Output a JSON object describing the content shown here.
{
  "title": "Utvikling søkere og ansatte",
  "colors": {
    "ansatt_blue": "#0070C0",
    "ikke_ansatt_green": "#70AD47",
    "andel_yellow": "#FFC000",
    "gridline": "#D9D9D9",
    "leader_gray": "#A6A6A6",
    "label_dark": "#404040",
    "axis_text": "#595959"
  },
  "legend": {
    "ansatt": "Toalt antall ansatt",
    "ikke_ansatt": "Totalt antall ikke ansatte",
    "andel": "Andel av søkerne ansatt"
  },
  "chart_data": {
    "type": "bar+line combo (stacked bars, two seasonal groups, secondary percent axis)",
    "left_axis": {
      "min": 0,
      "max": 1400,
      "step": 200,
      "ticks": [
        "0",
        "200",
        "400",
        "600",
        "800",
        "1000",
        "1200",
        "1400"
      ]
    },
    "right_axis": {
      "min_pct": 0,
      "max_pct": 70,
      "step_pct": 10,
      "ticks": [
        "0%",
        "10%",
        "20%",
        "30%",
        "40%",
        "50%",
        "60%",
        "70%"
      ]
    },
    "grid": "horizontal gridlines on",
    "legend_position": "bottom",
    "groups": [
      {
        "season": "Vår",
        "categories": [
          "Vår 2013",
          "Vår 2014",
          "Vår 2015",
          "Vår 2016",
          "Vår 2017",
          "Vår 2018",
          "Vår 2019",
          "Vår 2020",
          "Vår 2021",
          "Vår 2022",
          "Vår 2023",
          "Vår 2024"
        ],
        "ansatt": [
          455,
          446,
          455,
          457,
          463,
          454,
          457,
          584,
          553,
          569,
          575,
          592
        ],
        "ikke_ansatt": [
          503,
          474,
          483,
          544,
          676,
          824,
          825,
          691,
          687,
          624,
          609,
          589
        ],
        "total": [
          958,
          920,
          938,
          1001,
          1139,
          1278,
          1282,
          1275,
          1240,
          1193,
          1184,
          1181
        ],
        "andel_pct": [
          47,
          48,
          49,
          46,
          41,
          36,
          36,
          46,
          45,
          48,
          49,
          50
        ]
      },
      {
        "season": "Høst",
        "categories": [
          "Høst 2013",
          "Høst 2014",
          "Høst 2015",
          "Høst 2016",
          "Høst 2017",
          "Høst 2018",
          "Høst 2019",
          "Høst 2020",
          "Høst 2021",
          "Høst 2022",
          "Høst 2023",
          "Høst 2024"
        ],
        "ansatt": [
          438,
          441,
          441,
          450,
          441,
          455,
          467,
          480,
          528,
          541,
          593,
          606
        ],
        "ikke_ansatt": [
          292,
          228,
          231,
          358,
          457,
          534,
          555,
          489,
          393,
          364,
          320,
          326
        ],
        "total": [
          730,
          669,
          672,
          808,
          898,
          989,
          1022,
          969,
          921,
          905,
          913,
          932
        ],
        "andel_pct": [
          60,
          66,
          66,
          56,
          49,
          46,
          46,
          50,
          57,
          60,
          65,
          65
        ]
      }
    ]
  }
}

**TASK**
Repeat the data above, word for word.

**TASK OUTPUT**
Output a JSON object describing the content shown here.
{
  "title": "Utvikling søkere og ansatte",
  "colors": {
    "ansatt_blue": "#0070C0",
    "ikke_ansatt_green": "#70AD47",
    "andel_yellow": "#FFC000",
    "gridline": "#D9D9D9",
    "leader_gray": "#A6A6A6",
    "label_dark": "#404040",
    "axis_text": "#595959"
  },
  "legend": {
    "ansatt": "Toalt antall ansatt",
    "ikke_ansatt": "Totalt antall ikke ansatte",
    "andel": "Andel av søkerne ansatt"
  },
  "chart_data": {
    "type": "bar+line combo (stacked bars, two seasonal groups, secondary percent axis)",
    "left_axis": {
      "min": 0,
      "max": 1400,
      "step": 200,
      "ticks": [
        "0",
        "200",
        "400",
        "600",
        "800",
        "1000",
        "1200",
        "1400"
      ]
    },
    "right_axis": {
      "min_pct": 0,
      "max_pct": 70,
      "step_pct": 10,
      "ticks": [
        "0%",
        "10%",
        "20%",
        "30%",
        "40%",
        "50%",
        "60%",
        "70%"
      ]
    },
    "grid": "horizontal gridlines on",
    "legend_position": "bottom",
    "groups": [
      {
        "season": "Vår",
        "categories": [
          "Vår 2013",
          "Vår 2014",
          "Vår 2015",
          "Vår 2016",
          "Vår 2017",
          "Vår 2018",
          "Vår 2019",
          "Vår 2020",
          "Vår 2021",
          "Vår 2022",
          "Vår 2023",
          "Vår 2024"
        ],
        "ansatt": [
          455,
          446,
          455,
          457,
          463,
          454,
          457,
          584,
          553,
          569,
          575,
          592
        ],
        "ikke_ansatt": [
          503,
          474,
          483,
          544,
          676,
          824,
          825,
          691,
          687,
          624,
          609,
          589
        ],
        "total": [
          958,
          920,
          938,
          1001,
          1139,
          1278,
          1282,
          1275,
          1240,
          1193,
          1184,
          1181
        ],
        "andel_pct": [
          47,
          48,
          49,
          46,
          41,
          36,
          36,
          46,
          45,
          48,
          49,
          50
        ]
      },
      {
        "season": "Høst",
        "categories": [
          "Høst 2013",
          "Høst 2014",
          "Høst 2015",
          "Høst 2016",
          "Høst 2017",
          "Høst 2018",
          "Høst 2019",
          "Høst 2020",
          "Høst 2021",
          "Høst 2022",
          "Høst 2023",
          "Høst 2024"
        ],
        "ansatt": [
          438,
          441,
          441,
          450,
          441,
          455,
          467,
          480,
          528,
          541,
          593,
          606
        ],
        "ikke_ansatt": [
          292,
          228,
          231,
          358,
          457,
          534,
          555,
          489,
          393,
          364,
          320,
          326
        ],
        "total": [
          730,
          669,
          672,
          808,
          898,
          989,
          1022,
          969,
          921,
          905,
          913,
          932
        ],
        "andel_pct": [
          60,
          66,
          66,
          56,
          49,
          46,
          46,
          50,
          57,
          60,
          65,
          65
        ]
      }
    ]
  }
}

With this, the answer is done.